[Start Given records]

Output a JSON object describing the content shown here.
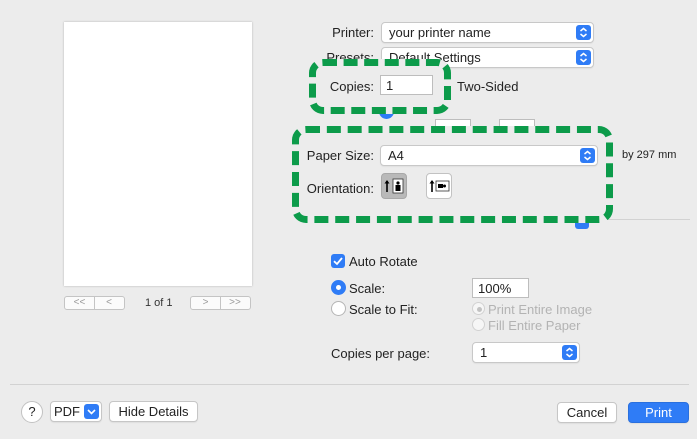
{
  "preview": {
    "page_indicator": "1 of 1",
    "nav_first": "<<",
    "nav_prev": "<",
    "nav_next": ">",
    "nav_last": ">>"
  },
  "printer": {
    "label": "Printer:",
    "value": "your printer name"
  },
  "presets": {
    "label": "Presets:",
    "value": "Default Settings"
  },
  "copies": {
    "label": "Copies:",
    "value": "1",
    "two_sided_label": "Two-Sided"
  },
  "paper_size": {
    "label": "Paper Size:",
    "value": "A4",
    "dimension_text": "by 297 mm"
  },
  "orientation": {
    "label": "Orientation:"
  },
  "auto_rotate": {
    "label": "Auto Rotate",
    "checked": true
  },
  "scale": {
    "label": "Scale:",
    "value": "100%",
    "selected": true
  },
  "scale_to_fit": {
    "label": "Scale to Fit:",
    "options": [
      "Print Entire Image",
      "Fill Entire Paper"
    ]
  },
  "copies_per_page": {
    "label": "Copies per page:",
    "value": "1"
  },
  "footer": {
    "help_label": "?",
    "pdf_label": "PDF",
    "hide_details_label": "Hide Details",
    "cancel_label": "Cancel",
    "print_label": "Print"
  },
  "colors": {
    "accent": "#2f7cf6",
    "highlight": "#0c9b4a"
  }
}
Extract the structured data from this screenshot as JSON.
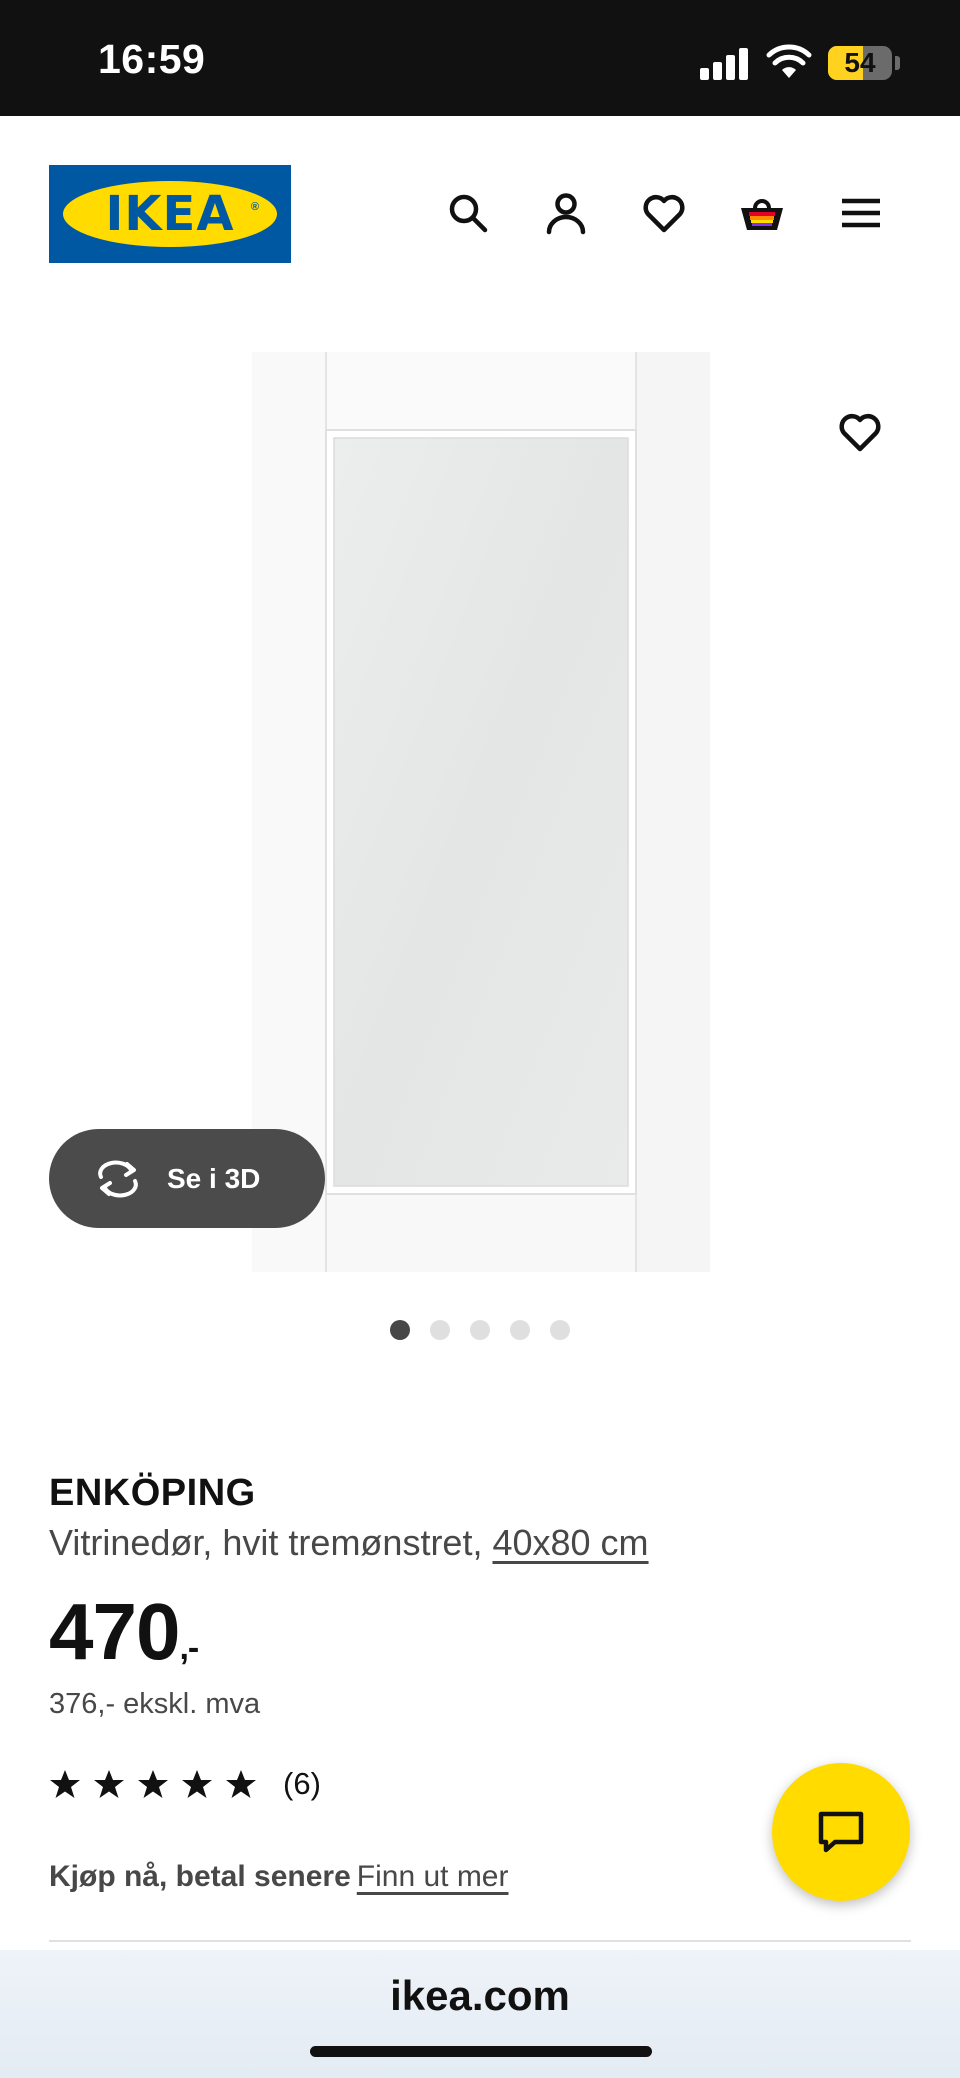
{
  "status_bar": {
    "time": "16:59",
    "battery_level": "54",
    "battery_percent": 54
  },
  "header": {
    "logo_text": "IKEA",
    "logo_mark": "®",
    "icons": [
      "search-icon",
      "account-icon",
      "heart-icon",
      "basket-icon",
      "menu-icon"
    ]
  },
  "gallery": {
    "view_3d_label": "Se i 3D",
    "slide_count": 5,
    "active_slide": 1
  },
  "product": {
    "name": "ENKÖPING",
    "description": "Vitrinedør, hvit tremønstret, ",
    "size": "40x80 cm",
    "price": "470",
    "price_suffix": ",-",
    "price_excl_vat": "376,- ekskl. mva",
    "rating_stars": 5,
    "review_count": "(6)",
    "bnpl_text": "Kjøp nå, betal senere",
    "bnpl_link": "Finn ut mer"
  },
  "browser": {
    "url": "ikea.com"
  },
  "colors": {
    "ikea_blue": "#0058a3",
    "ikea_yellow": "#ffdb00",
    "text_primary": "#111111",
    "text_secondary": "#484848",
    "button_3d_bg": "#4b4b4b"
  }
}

[End Given records]

*What to produce*
Repeat each record exactly, with the pictures left out.

*Solved problem*
Output a JSON object describing the content shown here.
{
  "preview": {
    "page_indicator": "1 of 1",
    "nav_first": "<<",
    "nav_prev": "<",
    "nav_next": ">",
    "nav_last": ">>"
  },
  "printer": {
    "label": "Printer:",
    "value": "your printer name"
  },
  "presets": {
    "label": "Presets:",
    "value": "Default Settings"
  },
  "copies": {
    "label": "Copies:",
    "value": "1",
    "two_sided_label": "Two-Sided"
  },
  "paper_size": {
    "label": "Paper Size:",
    "value": "A4",
    "dimension_text": "by 297 mm"
  },
  "orientation": {
    "label": "Orientation:"
  },
  "auto_rotate": {
    "label": "Auto Rotate",
    "checked": true
  },
  "scale": {
    "label": "Scale:",
    "value": "100%",
    "selected": true
  },
  "scale_to_fit": {
    "label": "Scale to Fit:",
    "options": [
      "Print Entire Image",
      "Fill Entire Paper"
    ]
  },
  "copies_per_page": {
    "label": "Copies per page:",
    "value": "1"
  },
  "footer": {
    "help_label": "?",
    "pdf_label": "PDF",
    "hide_details_label": "Hide Details",
    "cancel_label": "Cancel",
    "print_label": "Print"
  },
  "colors": {
    "accent": "#2f7cf6",
    "highlight": "#0c9b4a"
  }
}
Extract the structured data from this screenshot as JSON.
{
  "status_bar": {
    "time": "16:59",
    "battery_level": "54",
    "battery_percent": 54
  },
  "header": {
    "logo_text": "IKEA",
    "logo_mark": "®",
    "icons": [
      "search-icon",
      "account-icon",
      "heart-icon",
      "basket-icon",
      "menu-icon"
    ]
  },
  "gallery": {
    "view_3d_label": "Se i 3D",
    "slide_count": 5,
    "active_slide": 1
  },
  "product": {
    "name": "ENKÖPING",
    "description": "Vitrinedør, hvit tremønstret, ",
    "size": "40x80 cm",
    "price": "470",
    "price_suffix": ",-",
    "price_excl_vat": "376,- ekskl. mva",
    "rating_stars": 5,
    "review_count": "(6)",
    "bnpl_text": "Kjøp nå, betal senere",
    "bnpl_link": "Finn ut mer"
  },
  "browser": {
    "url": "ikea.com"
  },
  "colors": {
    "ikea_blue": "#0058a3",
    "ikea_yellow": "#ffdb00",
    "text_primary": "#111111",
    "text_secondary": "#484848",
    "button_3d_bg": "#4b4b4b"
  }
}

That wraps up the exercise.